→ **What to do**
Spot each line that carries the word "года"; copy those lines.

....

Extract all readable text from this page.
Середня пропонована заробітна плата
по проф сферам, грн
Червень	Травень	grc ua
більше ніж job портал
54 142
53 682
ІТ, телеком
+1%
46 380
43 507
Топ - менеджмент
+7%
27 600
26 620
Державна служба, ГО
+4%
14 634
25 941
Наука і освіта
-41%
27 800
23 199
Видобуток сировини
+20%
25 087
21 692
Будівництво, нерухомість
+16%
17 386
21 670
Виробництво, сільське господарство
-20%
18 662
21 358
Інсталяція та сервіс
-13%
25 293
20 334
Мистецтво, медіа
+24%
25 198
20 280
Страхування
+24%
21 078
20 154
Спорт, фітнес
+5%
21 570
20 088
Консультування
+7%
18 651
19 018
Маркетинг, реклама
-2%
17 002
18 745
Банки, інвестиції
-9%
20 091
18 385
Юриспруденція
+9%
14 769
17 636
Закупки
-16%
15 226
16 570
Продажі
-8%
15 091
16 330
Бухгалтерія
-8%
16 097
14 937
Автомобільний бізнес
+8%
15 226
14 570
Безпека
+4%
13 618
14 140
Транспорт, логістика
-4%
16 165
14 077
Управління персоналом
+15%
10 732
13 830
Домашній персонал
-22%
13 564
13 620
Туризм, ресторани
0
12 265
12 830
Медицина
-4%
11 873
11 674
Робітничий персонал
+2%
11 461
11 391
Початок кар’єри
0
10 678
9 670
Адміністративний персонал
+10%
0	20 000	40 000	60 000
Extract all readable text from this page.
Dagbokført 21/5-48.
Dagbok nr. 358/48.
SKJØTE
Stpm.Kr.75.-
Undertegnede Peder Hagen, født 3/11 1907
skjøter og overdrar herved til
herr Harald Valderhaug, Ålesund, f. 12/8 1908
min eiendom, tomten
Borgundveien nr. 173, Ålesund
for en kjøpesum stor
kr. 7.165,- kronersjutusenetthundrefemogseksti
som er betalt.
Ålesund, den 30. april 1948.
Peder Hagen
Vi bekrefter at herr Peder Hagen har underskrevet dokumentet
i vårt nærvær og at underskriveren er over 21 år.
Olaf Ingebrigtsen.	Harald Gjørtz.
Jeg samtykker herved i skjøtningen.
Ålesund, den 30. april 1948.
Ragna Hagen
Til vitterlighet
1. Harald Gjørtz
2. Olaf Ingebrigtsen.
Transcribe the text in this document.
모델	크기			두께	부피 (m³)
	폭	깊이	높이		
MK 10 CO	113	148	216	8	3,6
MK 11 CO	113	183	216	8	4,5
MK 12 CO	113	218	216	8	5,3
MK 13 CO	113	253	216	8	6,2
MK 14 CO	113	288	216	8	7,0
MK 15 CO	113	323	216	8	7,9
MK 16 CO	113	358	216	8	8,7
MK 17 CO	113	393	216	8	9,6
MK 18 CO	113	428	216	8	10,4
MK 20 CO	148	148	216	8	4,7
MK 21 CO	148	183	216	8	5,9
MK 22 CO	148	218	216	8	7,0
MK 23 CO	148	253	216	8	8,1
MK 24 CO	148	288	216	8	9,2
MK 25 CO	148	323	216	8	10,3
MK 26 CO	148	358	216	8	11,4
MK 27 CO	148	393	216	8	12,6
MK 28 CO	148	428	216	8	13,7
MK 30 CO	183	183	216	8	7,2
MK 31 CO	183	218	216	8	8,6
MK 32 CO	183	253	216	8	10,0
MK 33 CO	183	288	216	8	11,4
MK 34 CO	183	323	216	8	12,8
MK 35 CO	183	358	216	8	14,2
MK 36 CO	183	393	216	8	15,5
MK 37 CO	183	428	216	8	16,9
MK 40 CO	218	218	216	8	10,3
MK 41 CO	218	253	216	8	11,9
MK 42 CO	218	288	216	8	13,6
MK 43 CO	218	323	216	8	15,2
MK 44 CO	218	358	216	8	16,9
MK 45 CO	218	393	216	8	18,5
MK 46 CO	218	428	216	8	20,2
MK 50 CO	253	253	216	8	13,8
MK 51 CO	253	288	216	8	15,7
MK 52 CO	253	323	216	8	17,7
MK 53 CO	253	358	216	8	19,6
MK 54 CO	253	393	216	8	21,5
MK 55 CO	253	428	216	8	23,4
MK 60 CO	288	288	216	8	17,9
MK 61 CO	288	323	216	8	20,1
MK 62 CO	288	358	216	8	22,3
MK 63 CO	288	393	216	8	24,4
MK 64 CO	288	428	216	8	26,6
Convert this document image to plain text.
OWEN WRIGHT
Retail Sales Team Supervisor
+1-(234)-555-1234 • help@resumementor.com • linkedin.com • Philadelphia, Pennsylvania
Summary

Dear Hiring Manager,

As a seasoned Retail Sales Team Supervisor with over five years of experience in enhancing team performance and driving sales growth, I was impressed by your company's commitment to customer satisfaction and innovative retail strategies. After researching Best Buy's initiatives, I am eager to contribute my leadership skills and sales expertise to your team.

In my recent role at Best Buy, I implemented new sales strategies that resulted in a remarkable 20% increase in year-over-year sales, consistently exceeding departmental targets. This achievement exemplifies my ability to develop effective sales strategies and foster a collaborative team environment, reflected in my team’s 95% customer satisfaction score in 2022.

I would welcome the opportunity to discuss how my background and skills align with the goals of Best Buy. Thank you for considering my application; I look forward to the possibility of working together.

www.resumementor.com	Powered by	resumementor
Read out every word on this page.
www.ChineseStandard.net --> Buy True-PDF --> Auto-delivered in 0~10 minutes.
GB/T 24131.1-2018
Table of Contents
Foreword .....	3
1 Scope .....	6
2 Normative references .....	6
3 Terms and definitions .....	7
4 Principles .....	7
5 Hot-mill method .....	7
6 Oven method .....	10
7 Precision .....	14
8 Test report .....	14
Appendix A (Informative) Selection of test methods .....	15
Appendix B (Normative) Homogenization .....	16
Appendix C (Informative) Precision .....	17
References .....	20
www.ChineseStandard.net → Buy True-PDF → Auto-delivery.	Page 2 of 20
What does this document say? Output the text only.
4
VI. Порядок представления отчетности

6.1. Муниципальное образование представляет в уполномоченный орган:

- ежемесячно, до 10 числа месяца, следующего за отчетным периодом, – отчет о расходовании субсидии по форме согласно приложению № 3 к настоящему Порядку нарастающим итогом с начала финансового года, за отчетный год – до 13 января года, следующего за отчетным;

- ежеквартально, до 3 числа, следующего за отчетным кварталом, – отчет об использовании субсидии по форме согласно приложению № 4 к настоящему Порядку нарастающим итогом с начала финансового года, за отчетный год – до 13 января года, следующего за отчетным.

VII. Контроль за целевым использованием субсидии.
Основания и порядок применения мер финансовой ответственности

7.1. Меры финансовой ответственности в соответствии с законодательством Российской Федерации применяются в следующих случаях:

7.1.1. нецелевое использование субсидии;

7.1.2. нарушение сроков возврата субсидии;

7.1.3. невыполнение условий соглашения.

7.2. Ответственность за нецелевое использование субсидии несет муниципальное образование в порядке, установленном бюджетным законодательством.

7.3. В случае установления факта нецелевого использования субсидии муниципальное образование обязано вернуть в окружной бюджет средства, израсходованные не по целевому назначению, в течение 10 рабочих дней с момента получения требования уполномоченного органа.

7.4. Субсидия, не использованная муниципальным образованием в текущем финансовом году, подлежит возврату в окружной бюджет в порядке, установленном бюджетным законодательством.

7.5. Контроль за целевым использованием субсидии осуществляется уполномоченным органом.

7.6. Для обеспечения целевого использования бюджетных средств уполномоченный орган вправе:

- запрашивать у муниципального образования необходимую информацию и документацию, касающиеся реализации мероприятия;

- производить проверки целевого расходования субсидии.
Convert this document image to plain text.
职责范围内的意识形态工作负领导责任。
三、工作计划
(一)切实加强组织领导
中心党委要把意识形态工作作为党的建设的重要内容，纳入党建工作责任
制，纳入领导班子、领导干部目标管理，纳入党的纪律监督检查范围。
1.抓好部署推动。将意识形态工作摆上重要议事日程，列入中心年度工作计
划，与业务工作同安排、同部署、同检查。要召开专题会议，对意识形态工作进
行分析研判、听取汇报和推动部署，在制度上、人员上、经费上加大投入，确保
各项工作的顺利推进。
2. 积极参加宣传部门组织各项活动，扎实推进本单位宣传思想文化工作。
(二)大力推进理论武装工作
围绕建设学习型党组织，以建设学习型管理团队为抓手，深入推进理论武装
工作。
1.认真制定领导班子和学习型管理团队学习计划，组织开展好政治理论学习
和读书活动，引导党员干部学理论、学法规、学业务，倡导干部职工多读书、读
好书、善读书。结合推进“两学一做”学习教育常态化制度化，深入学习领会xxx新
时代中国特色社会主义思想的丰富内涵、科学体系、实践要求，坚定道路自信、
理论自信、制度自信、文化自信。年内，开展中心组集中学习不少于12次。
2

....

→ **Answer to the exercise**
- ежемесячно, до 10 числа месяца, следующего за отчетным периодом, – отчет о расходовании субсидии по форме согласно приложению № 3 к настоящему Порядку нарастающим итогом с начала финансового года, за отчетный год – до 13 января года, следующего за отчетным;
- ежеквартально, до 3 числа, следующего за отчетным кварталом, – отчет об использовании субсидии по форме согласно приложению № 4 к настоящему Порядку нарастающим итогом с начала финансового года, за отчетный год – до 13 января года, следующего за отчетным.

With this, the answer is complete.